Part of a data file:
-- Start --
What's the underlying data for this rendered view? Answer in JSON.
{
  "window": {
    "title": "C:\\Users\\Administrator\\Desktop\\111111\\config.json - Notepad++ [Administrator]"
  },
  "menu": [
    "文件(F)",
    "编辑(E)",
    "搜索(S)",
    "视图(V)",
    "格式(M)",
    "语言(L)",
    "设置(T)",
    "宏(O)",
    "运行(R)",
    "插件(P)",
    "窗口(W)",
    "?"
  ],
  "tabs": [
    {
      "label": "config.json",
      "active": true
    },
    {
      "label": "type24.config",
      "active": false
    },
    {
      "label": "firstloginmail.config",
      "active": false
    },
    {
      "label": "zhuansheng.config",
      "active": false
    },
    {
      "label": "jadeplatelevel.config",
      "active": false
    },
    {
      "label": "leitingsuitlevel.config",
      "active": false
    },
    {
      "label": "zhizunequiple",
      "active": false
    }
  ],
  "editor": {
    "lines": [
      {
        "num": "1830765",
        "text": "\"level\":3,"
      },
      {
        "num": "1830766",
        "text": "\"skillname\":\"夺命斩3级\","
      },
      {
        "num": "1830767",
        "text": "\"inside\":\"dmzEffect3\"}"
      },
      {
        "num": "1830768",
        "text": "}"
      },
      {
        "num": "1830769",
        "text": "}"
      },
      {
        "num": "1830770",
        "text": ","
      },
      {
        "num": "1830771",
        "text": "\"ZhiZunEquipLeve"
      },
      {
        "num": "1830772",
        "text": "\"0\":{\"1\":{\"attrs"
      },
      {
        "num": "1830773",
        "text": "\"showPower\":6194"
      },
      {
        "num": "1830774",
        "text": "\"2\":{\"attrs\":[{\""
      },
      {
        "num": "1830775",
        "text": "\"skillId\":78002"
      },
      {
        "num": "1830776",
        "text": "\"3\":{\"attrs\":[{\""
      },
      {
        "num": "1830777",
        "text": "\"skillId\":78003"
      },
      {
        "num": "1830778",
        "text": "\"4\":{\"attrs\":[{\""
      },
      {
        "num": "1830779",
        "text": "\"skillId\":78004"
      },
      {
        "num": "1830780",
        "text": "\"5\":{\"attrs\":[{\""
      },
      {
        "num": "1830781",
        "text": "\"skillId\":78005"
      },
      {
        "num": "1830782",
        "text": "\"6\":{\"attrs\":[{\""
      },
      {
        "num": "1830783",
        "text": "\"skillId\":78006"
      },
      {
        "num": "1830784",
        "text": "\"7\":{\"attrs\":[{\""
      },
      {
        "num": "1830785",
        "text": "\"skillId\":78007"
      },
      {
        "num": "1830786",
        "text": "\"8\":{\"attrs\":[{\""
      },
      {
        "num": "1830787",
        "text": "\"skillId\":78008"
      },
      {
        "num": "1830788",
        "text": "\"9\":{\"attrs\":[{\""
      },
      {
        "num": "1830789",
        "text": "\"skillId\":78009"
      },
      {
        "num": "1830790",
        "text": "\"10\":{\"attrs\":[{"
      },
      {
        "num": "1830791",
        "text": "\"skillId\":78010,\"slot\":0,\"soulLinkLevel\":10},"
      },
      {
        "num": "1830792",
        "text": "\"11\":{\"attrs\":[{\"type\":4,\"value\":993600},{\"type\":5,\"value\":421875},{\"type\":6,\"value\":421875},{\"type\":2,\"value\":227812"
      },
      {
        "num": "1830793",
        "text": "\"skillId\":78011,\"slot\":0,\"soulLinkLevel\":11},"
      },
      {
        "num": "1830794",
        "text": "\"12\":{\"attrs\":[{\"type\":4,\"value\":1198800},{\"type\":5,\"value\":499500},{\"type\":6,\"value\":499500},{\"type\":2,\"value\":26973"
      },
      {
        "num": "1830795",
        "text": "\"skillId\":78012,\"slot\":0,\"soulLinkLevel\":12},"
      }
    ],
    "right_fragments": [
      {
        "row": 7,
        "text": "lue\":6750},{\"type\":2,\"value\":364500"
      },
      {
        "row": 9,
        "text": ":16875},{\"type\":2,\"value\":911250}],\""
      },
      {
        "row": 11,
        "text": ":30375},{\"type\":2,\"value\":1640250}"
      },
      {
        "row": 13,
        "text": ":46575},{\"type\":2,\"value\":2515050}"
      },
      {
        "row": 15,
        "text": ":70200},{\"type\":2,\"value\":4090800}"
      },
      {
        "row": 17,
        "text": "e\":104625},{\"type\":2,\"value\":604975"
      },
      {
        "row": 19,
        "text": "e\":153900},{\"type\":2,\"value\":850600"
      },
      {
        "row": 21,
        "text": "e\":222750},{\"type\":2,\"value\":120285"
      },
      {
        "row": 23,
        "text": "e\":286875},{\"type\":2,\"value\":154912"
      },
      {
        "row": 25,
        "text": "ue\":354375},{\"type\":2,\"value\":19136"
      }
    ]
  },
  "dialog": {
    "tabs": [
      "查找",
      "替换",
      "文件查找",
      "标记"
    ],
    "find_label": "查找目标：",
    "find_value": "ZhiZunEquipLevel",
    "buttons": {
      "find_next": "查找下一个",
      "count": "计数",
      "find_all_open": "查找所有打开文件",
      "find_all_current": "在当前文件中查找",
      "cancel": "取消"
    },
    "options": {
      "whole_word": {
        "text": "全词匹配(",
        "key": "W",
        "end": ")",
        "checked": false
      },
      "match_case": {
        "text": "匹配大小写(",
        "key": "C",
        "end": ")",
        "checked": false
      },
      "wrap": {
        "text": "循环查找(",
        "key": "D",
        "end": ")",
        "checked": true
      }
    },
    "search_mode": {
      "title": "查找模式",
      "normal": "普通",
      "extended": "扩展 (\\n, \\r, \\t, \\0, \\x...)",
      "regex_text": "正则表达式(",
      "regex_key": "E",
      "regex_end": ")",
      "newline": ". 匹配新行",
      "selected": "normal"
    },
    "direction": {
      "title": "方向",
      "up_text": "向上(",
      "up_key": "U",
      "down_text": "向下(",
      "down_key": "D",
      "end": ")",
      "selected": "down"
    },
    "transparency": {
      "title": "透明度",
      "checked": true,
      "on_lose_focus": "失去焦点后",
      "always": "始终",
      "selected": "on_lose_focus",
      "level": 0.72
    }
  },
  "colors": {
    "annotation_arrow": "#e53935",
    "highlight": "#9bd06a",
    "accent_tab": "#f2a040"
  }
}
-- End --
TASK BRIEF
Give the entries again in full, exactly as they are written.

THE REPLY
What's the underlying data for this rendered view? Answer in JSON.
{
  "window": {
    "title": "C:\\Users\\Administrator\\Desktop\\111111\\config.json - Notepad++ [Administrator]"
  },
  "menu": [
    "文件(F)",
    "编辑(E)",
    "搜索(S)",
    "视图(V)",
    "格式(M)",
    "语言(L)",
    "设置(T)",
    "宏(O)",
    "运行(R)",
    "插件(P)",
    "窗口(W)",
    "?"
  ],
  "tabs": [
    {
      "label": "config.json",
      "active": true
    },
    {
      "label": "type24.config",
      "active": false
    },
    {
      "label": "firstloginmail.config",
      "active": false
    },
    {
      "label": "zhuansheng.config",
      "active": false
    },
    {
      "label": "jadeplatelevel.config",
      "active": false
    },
    {
      "label": "leitingsuitlevel.config",
      "active": false
    },
    {
      "label": "zhizunequiple",
      "active": false
    }
  ],
  "editor": {
    "lines": [
      {
        "num": "1830765",
        "text": "\"level\":3,"
      },
      {
        "num": "1830766",
        "text": "\"skillname\":\"夺命斩3级\","
      },
      {
        "num": "1830767",
        "text": "\"inside\":\"dmzEffect3\"}"
      },
      {
        "num": "1830768",
        "text": "}"
      },
      {
        "num": "1830769",
        "text": "}"
      },
      {
        "num": "1830770",
        "text": ","
      },
      {
        "num": "1830771",
        "text": "\"ZhiZunEquipLeve"
      },
      {
        "num": "1830772",
        "text": "\"0\":{\"1\":{\"attrs"
      },
      {
        "num": "1830773",
        "text": "\"showPower\":6194"
      },
      {
        "num": "1830774",
        "text": "\"2\":{\"attrs\":[{\""
      },
      {
        "num": "1830775",
        "text": "\"skillId\":78002"
      },
      {
        "num": "1830776",
        "text": "\"3\":{\"attrs\":[{\""
      },
      {
        "num": "1830777",
        "text": "\"skillId\":78003"
      },
      {
        "num": "1830778",
        "text": "\"4\":{\"attrs\":[{\""
      },
      {
        "num": "1830779",
        "text": "\"skillId\":78004"
      },
      {
        "num": "1830780",
        "text": "\"5\":{\"attrs\":[{\""
      },
      {
        "num": "1830781",
        "text": "\"skillId\":78005"
      },
      {
        "num": "1830782",
        "text": "\"6\":{\"attrs\":[{\""
      },
      {
        "num": "1830783",
        "text": "\"skillId\":78006"
      },
      {
        "num": "1830784",
        "text": "\"7\":{\"attrs\":[{\""
      },
      {
        "num": "1830785",
        "text": "\"skillId\":78007"
      },
      {
        "num": "1830786",
        "text": "\"8\":{\"attrs\":[{\""
      },
      {
        "num": "1830787",
        "text": "\"skillId\":78008"
      },
      {
        "num": "1830788",
        "text": "\"9\":{\"attrs\":[{\""
      },
      {
        "num": "1830789",
        "text": "\"skillId\":78009"
      },
      {
        "num": "1830790",
        "text": "\"10\":{\"attrs\":[{"
      },
      {
        "num": "1830791",
        "text": "\"skillId\":78010,\"slot\":0,\"soulLinkLevel\":10},"
      },
      {
        "num": "1830792",
        "text": "\"11\":{\"attrs\":[{\"type\":4,\"value\":993600},{\"type\":5,\"value\":421875},{\"type\":6,\"value\":421875},{\"type\":2,\"value\":227812"
      },
      {
        "num": "1830793",
        "text": "\"skillId\":78011,\"slot\":0,\"soulLinkLevel\":11},"
      },
      {
        "num": "1830794",
        "text": "\"12\":{\"attrs\":[{\"type\":4,\"value\":1198800},{\"type\":5,\"value\":499500},{\"type\":6,\"value\":499500},{\"type\":2,\"value\":26973"
      },
      {
        "num": "1830795",
        "text": "\"skillId\":78012,\"slot\":0,\"soulLinkLevel\":12},"
      }
    ],
    "right_fragments": [
      {
        "row": 7,
        "text": "lue\":6750},{\"type\":2,\"value\":364500"
      },
      {
        "row": 9,
        "text": ":16875},{\"type\":2,\"value\":911250}],\""
      },
      {
        "row": 11,
        "text": ":30375},{\"type\":2,\"value\":1640250}"
      },
      {
        "row": 13,
        "text": ":46575},{\"type\":2,\"value\":2515050}"
      },
      {
        "row": 15,
        "text": ":70200},{\"type\":2,\"value\":4090800}"
      },
      {
        "row": 17,
        "text": "e\":104625},{\"type\":2,\"value\":604975"
      },
      {
        "row": 19,
        "text": "e\":153900},{\"type\":2,\"value\":850600"
      },
      {
        "row": 21,
        "text": "e\":222750},{\"type\":2,\"value\":120285"
      },
      {
        "row": 23,
        "text": "e\":286875},{\"type\":2,\"value\":154912"
      },
      {
        "row": 25,
        "text": "ue\":354375},{\"type\":2,\"value\":19136"
      }
    ]
  },
  "dialog": {
    "tabs": [
      "查找",
      "替换",
      "文件查找",
      "标记"
    ],
    "find_label": "查找目标：",
    "find_value": "ZhiZunEquipLevel",
    "buttons": {
      "find_next": "查找下一个",
      "count": "计数",
      "find_all_open": "查找所有打开文件",
      "find_all_current": "在当前文件中查找",
      "cancel": "取消"
    },
    "options": {
      "whole_word": {
        "text": "全词匹配(",
        "key": "W",
        "end": ")",
        "checked": false
      },
      "match_case": {
        "text": "匹配大小写(",
        "key": "C",
        "end": ")",
        "checked": false
      },
      "wrap": {
        "text": "循环查找(",
        "key": "D",
        "end": ")",
        "checked": true
      }
    },
    "search_mode": {
      "title": "查找模式",
      "normal": "普通",
      "extended": "扩展 (\\n, \\r, \\t, \\0, \\x...)",
      "regex_text": "正则表达式(",
      "regex_key": "E",
      "regex_end": ")",
      "newline": ". 匹配新行",
      "selected": "normal"
    },
    "direction": {
      "title": "方向",
      "up_text": "向上(",
      "up_key": "U",
      "down_text": "向下(",
      "down_key": "D",
      "end": ")",
      "selected": "down"
    },
    "transparency": {
      "title": "透明度",
      "checked": true,
      "on_lose_focus": "失去焦点后",
      "always": "始终",
      "selected": "on_lose_focus",
      "level": 0.72
    }
  },
  "colors": {
    "annotation_arrow": "#e53935",
    "highlight": "#9bd06a",
    "accent_tab": "#f2a040"
  }
}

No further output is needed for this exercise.